What the exercise asks - Your task is to restate the data word for word.
## begin Material for this task
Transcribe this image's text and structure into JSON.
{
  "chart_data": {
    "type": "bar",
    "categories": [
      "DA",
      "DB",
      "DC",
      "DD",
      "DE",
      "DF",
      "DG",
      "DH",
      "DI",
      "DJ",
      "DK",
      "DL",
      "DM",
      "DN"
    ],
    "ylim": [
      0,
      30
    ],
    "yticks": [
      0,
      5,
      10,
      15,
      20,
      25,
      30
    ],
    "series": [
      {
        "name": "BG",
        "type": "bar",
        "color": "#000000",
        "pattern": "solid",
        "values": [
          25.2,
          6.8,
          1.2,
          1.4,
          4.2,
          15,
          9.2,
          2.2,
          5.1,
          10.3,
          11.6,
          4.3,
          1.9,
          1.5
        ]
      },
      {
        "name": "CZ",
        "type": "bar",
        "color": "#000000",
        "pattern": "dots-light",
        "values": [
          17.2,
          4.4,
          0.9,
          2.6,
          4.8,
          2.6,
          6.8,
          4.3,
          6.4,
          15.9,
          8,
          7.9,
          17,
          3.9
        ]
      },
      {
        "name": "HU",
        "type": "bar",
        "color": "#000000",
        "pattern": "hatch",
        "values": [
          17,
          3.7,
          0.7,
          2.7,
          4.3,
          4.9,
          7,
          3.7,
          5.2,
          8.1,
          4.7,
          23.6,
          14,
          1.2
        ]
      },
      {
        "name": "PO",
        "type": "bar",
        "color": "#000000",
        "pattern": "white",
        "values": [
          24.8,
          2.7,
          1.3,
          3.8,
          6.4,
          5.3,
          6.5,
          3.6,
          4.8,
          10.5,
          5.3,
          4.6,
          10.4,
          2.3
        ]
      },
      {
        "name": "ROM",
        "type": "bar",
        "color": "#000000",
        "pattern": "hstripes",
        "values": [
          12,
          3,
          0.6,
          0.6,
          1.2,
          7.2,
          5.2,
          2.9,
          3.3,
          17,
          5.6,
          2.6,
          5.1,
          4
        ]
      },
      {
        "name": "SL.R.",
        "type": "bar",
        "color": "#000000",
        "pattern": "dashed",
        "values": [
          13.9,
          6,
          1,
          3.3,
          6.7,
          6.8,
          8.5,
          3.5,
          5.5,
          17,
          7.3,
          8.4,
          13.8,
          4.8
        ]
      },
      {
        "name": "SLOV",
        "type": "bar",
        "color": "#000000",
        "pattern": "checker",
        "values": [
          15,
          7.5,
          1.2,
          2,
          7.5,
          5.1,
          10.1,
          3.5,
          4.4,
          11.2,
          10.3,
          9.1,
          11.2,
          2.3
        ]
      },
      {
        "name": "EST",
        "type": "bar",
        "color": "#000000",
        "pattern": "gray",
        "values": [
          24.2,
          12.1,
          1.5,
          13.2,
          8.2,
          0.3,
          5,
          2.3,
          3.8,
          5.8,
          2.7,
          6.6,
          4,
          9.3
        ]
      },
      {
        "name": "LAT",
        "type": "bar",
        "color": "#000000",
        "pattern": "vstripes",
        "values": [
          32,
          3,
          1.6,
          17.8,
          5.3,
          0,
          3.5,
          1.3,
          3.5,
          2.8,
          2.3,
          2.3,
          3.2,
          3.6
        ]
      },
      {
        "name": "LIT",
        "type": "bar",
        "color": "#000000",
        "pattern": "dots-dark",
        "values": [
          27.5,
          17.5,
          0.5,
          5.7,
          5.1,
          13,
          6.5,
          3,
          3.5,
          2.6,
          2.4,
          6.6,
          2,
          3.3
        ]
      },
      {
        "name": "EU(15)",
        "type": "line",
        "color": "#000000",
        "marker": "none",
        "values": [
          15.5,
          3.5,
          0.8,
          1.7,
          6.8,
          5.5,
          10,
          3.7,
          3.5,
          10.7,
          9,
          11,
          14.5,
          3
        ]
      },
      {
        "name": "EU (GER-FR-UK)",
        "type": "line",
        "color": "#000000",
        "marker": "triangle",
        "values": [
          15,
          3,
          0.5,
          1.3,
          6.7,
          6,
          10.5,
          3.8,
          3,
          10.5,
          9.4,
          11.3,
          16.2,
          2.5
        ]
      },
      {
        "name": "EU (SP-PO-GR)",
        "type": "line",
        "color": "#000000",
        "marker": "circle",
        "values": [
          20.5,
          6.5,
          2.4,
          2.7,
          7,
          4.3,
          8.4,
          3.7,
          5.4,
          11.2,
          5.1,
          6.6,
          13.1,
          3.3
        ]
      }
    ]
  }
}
## end Material for this task
Written response -
Transcribe this image's text and structure into JSON.
{
  "chart_data": {
    "type": "bar",
    "categories": [
      "DA",
      "DB",
      "DC",
      "DD",
      "DE",
      "DF",
      "DG",
      "DH",
      "DI",
      "DJ",
      "DK",
      "DL",
      "DM",
      "DN"
    ],
    "ylim": [
      0,
      30
    ],
    "yticks": [
      0,
      5,
      10,
      15,
      20,
      25,
      30
    ],
    "series": [
      {
        "name": "BG",
        "type": "bar",
        "color": "#000000",
        "pattern": "solid",
        "values": [
          25.2,
          6.8,
          1.2,
          1.4,
          4.2,
          15,
          9.2,
          2.2,
          5.1,
          10.3,
          11.6,
          4.3,
          1.9,
          1.5
        ]
      },
      {
        "name": "CZ",
        "type": "bar",
        "color": "#000000",
        "pattern": "dots-light",
        "values": [
          17.2,
          4.4,
          0.9,
          2.6,
          4.8,
          2.6,
          6.8,
          4.3,
          6.4,
          15.9,
          8,
          7.9,
          17,
          3.9
        ]
      },
      {
        "name": "HU",
        "type": "bar",
        "color": "#000000",
        "pattern": "hatch",
        "values": [
          17,
          3.7,
          0.7,
          2.7,
          4.3,
          4.9,
          7,
          3.7,
          5.2,
          8.1,
          4.7,
          23.6,
          14,
          1.2
        ]
      },
      {
        "name": "PO",
        "type": "bar",
        "color": "#000000",
        "pattern": "white",
        "values": [
          24.8,
          2.7,
          1.3,
          3.8,
          6.4,
          5.3,
          6.5,
          3.6,
          4.8,
          10.5,
          5.3,
          4.6,
          10.4,
          2.3
        ]
      },
      {
        "name": "ROM",
        "type": "bar",
        "color": "#000000",
        "pattern": "hstripes",
        "values": [
          12,
          3,
          0.6,
          0.6,
          1.2,
          7.2,
          5.2,
          2.9,
          3.3,
          17,
          5.6,
          2.6,
          5.1,
          4
        ]
      },
      {
        "name": "SL.R.",
        "type": "bar",
        "color": "#000000",
        "pattern": "dashed",
        "values": [
          13.9,
          6,
          1,
          3.3,
          6.7,
          6.8,
          8.5,
          3.5,
          5.5,
          17,
          7.3,
          8.4,
          13.8,
          4.8
        ]
      },
      {
        "name": "SLOV",
        "type": "bar",
        "color": "#000000",
        "pattern": "checker",
        "values": [
          15,
          7.5,
          1.2,
          2,
          7.5,
          5.1,
          10.1,
          3.5,
          4.4,
          11.2,
          10.3,
          9.1,
          11.2,
          2.3
        ]
      },
      {
        "name": "EST",
        "type": "bar",
        "color": "#000000",
        "pattern": "gray",
        "values": [
          24.2,
          12.1,
          1.5,
          13.2,
          8.2,
          0.3,
          5,
          2.3,
          3.8,
          5.8,
          2.7,
          6.6,
          4,
          9.3
        ]
      },
      {
        "name": "LAT",
        "type": "bar",
        "color": "#000000",
        "pattern": "vstripes",
        "values": [
          32,
          3,
          1.6,
          17.8,
          5.3,
          0,
          3.5,
          1.3,
          3.5,
          2.8,
          2.3,
          2.3,
          3.2,
          3.6
        ]
      },
      {
        "name": "LIT",
        "type": "bar",
        "color": "#000000",
        "pattern": "dots-dark",
        "values": [
          27.5,
          17.5,
          0.5,
          5.7,
          5.1,
          13,
          6.5,
          3,
          3.5,
          2.6,
          2.4,
          6.6,
          2,
          3.3
        ]
      },
      {
        "name": "EU(15)",
        "type": "line",
        "color": "#000000",
        "marker": "none",
        "values": [
          15.5,
          3.5,
          0.8,
          1.7,
          6.8,
          5.5,
          10,
          3.7,
          3.5,
          10.7,
          9,
          11,
          14.5,
          3
        ]
      },
      {
        "name": "EU (GER-FR-UK)",
        "type": "line",
        "color": "#000000",
        "marker": "triangle",
        "values": [
          15,
          3,
          0.5,
          1.3,
          6.7,
          6,
          10.5,
          3.8,
          3,
          10.5,
          9.4,
          11.3,
          16.2,
          2.5
        ]
      },
      {
        "name": "EU (SP-PO-GR)",
        "type": "line",
        "color": "#000000",
        "marker": "circle",
        "values": [
          20.5,
          6.5,
          2.4,
          2.7,
          7,
          4.3,
          8.4,
          3.7,
          5.4,
          11.2,
          5.1,
          6.6,
          13.1,
          3.3
        ]
      }
    ]
  }
}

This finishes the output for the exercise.